§ TASK REQUIREMENTS: Quote the listing below in its entirety, omitting every image.

□ □ □

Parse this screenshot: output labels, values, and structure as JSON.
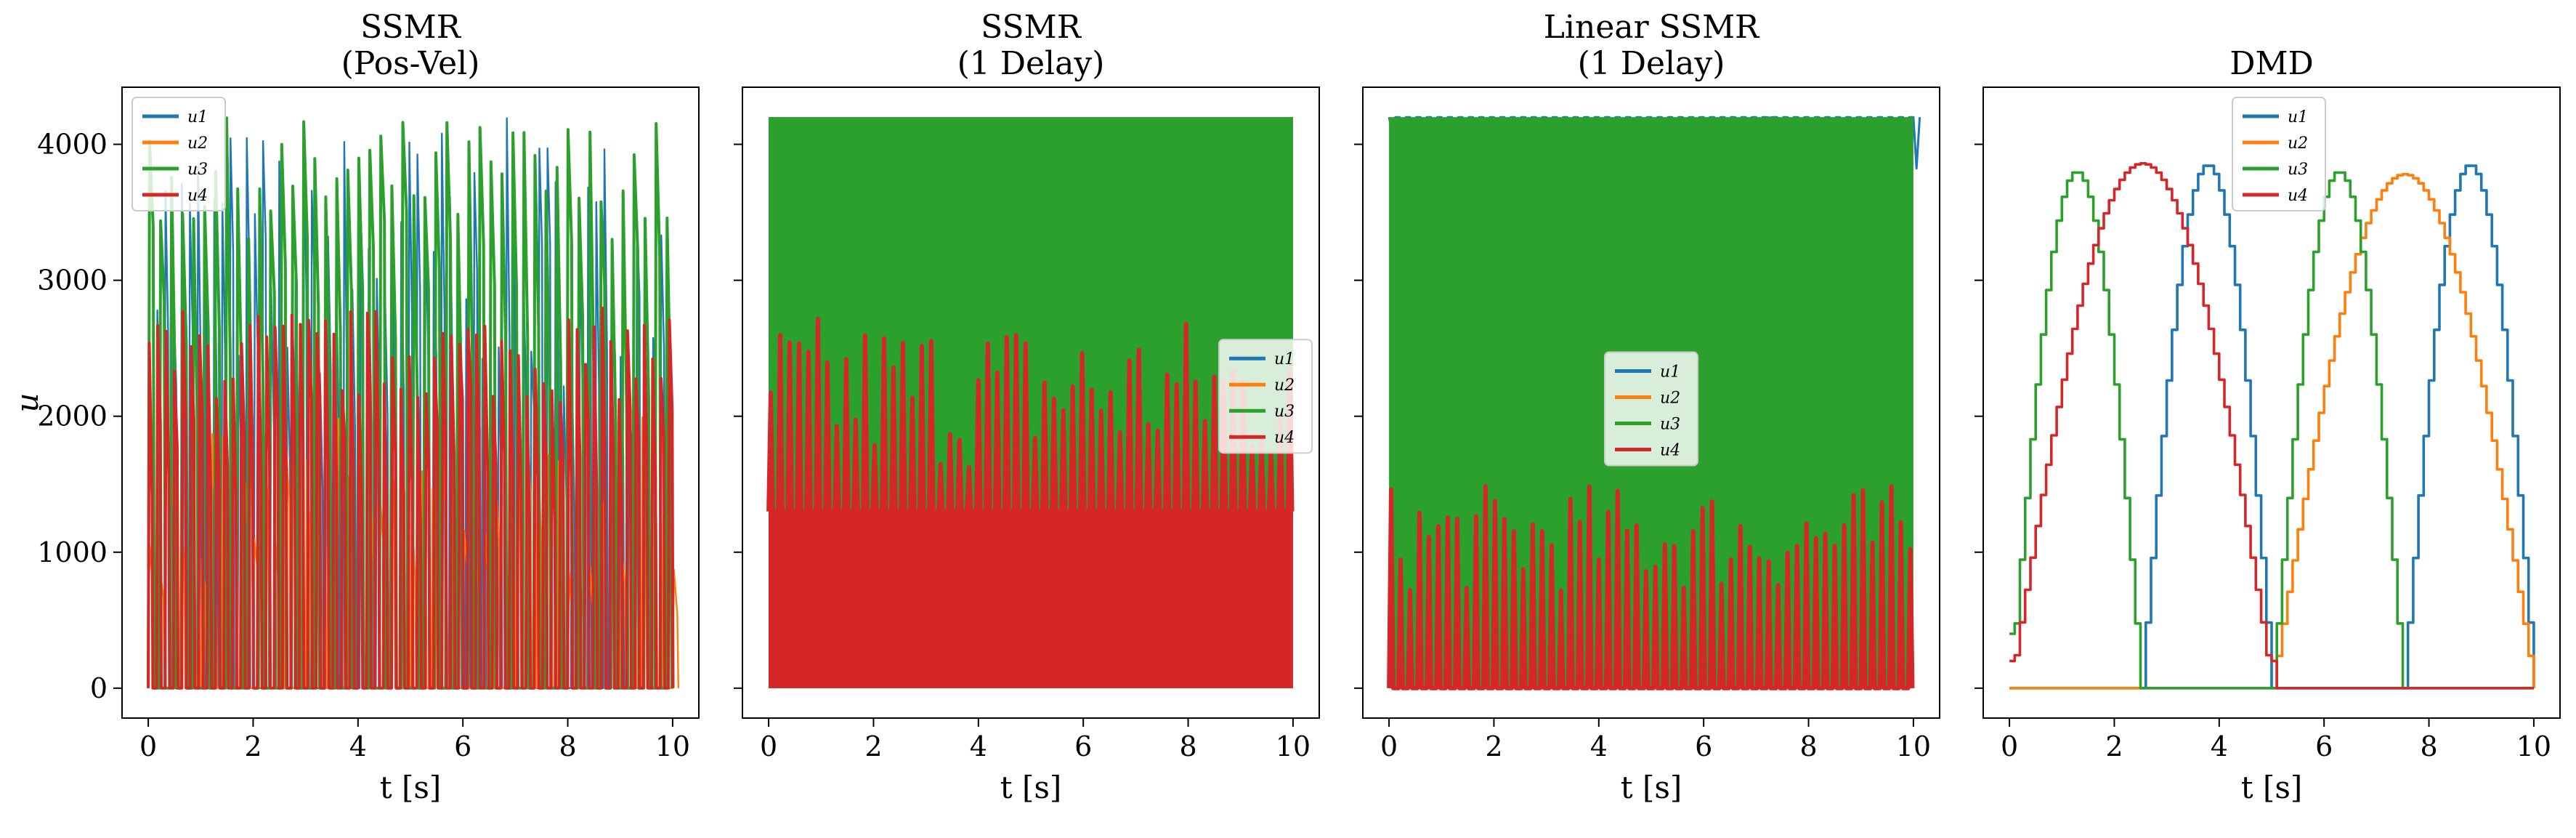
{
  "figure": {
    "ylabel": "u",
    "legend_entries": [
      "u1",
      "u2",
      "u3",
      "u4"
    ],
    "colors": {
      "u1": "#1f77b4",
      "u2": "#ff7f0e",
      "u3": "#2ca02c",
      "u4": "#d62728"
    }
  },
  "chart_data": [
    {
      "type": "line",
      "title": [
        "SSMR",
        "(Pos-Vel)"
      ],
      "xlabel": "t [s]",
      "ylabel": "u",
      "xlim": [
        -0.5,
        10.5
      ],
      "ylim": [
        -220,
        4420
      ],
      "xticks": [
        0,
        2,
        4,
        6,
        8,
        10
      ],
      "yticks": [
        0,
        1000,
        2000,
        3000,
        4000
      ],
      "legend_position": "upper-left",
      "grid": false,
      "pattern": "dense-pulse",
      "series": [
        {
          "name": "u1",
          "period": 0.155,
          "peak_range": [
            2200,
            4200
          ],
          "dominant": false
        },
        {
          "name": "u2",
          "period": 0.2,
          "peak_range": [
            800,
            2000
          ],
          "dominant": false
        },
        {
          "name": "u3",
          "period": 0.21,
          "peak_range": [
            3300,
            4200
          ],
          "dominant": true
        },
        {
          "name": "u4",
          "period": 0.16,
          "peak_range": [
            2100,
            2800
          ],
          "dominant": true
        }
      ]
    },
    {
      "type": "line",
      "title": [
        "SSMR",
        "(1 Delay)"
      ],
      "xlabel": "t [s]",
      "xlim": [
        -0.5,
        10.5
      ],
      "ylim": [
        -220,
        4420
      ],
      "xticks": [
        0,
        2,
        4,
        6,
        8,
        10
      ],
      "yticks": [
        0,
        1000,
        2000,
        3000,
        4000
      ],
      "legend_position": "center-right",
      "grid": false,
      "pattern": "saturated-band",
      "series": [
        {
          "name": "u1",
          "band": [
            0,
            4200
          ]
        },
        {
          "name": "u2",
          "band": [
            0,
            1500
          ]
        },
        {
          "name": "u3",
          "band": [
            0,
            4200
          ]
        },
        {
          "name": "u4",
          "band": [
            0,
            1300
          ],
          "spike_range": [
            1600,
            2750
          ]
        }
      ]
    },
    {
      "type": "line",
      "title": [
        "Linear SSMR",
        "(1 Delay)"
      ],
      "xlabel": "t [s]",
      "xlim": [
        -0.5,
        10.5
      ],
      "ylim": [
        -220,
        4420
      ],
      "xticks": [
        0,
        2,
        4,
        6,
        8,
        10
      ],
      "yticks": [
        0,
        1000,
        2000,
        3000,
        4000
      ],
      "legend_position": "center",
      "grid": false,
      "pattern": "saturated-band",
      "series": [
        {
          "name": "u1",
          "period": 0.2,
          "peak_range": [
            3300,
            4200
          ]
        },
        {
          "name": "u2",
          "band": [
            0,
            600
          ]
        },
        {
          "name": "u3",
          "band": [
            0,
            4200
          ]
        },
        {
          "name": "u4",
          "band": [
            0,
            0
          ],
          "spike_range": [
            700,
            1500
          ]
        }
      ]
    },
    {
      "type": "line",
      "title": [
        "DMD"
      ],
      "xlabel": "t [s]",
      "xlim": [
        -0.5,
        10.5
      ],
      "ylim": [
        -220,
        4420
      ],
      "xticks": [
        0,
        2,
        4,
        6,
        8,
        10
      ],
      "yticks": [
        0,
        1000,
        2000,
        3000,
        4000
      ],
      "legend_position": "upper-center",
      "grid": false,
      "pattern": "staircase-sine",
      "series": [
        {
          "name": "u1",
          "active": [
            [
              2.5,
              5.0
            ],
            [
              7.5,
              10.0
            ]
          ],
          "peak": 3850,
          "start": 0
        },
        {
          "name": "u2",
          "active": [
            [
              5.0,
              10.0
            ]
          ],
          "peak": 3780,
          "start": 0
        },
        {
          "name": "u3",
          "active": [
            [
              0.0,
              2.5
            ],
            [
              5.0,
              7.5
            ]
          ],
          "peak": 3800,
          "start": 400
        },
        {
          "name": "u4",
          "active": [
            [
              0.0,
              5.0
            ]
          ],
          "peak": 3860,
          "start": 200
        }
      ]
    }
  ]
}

□ □ □

§ SOLUTION BELOW:
Parse this screenshot: output labels, values, and structure as JSON.
{
  "figure": {
    "ylabel": "u",
    "legend_entries": [
      "u1",
      "u2",
      "u3",
      "u4"
    ],
    "colors": {
      "u1": "#1f77b4",
      "u2": "#ff7f0e",
      "u3": "#2ca02c",
      "u4": "#d62728"
    }
  },
  "chart_data": [
    {
      "type": "line",
      "title": [
        "SSMR",
        "(Pos-Vel)"
      ],
      "xlabel": "t [s]",
      "ylabel": "u",
      "xlim": [
        -0.5,
        10.5
      ],
      "ylim": [
        -220,
        4420
      ],
      "xticks": [
        0,
        2,
        4,
        6,
        8,
        10
      ],
      "yticks": [
        0,
        1000,
        2000,
        3000,
        4000
      ],
      "legend_position": "upper-left",
      "grid": false,
      "pattern": "dense-pulse",
      "series": [
        {
          "name": "u1",
          "period": 0.155,
          "peak_range": [
            2200,
            4200
          ],
          "dominant": false
        },
        {
          "name": "u2",
          "period": 0.2,
          "peak_range": [
            800,
            2000
          ],
          "dominant": false
        },
        {
          "name": "u3",
          "period": 0.21,
          "peak_range": [
            3300,
            4200
          ],
          "dominant": true
        },
        {
          "name": "u4",
          "period": 0.16,
          "peak_range": [
            2100,
            2800
          ],
          "dominant": true
        }
      ]
    },
    {
      "type": "line",
      "title": [
        "SSMR",
        "(1 Delay)"
      ],
      "xlabel": "t [s]",
      "xlim": [
        -0.5,
        10.5
      ],
      "ylim": [
        -220,
        4420
      ],
      "xticks": [
        0,
        2,
        4,
        6,
        8,
        10
      ],
      "yticks": [
        0,
        1000,
        2000,
        3000,
        4000
      ],
      "legend_position": "center-right",
      "grid": false,
      "pattern": "saturated-band",
      "series": [
        {
          "name": "u1",
          "band": [
            0,
            4200
          ]
        },
        {
          "name": "u2",
          "band": [
            0,
            1500
          ]
        },
        {
          "name": "u3",
          "band": [
            0,
            4200
          ]
        },
        {
          "name": "u4",
          "band": [
            0,
            1300
          ],
          "spike_range": [
            1600,
            2750
          ]
        }
      ]
    },
    {
      "type": "line",
      "title": [
        "Linear SSMR",
        "(1 Delay)"
      ],
      "xlabel": "t [s]",
      "xlim": [
        -0.5,
        10.5
      ],
      "ylim": [
        -220,
        4420
      ],
      "xticks": [
        0,
        2,
        4,
        6,
        8,
        10
      ],
      "yticks": [
        0,
        1000,
        2000,
        3000,
        4000
      ],
      "legend_position": "center",
      "grid": false,
      "pattern": "saturated-band",
      "series": [
        {
          "name": "u1",
          "period": 0.2,
          "peak_range": [
            3300,
            4200
          ]
        },
        {
          "name": "u2",
          "band": [
            0,
            600
          ]
        },
        {
          "name": "u3",
          "band": [
            0,
            4200
          ]
        },
        {
          "name": "u4",
          "band": [
            0,
            0
          ],
          "spike_range": [
            700,
            1500
          ]
        }
      ]
    },
    {
      "type": "line",
      "title": [
        "DMD"
      ],
      "xlabel": "t [s]",
      "xlim": [
        -0.5,
        10.5
      ],
      "ylim": [
        -220,
        4420
      ],
      "xticks": [
        0,
        2,
        4,
        6,
        8,
        10
      ],
      "yticks": [
        0,
        1000,
        2000,
        3000,
        4000
      ],
      "legend_position": "upper-center",
      "grid": false,
      "pattern": "staircase-sine",
      "series": [
        {
          "name": "u1",
          "active": [
            [
              2.5,
              5.0
            ],
            [
              7.5,
              10.0
            ]
          ],
          "peak": 3850,
          "start": 0
        },
        {
          "name": "u2",
          "active": [
            [
              5.0,
              10.0
            ]
          ],
          "peak": 3780,
          "start": 0
        },
        {
          "name": "u3",
          "active": [
            [
              0.0,
              2.5
            ],
            [
              5.0,
              7.5
            ]
          ],
          "peak": 3800,
          "start": 400
        },
        {
          "name": "u4",
          "active": [
            [
              0.0,
              5.0
            ]
          ],
          "peak": 3860,
          "start": 200
        }
      ]
    }
  ]
}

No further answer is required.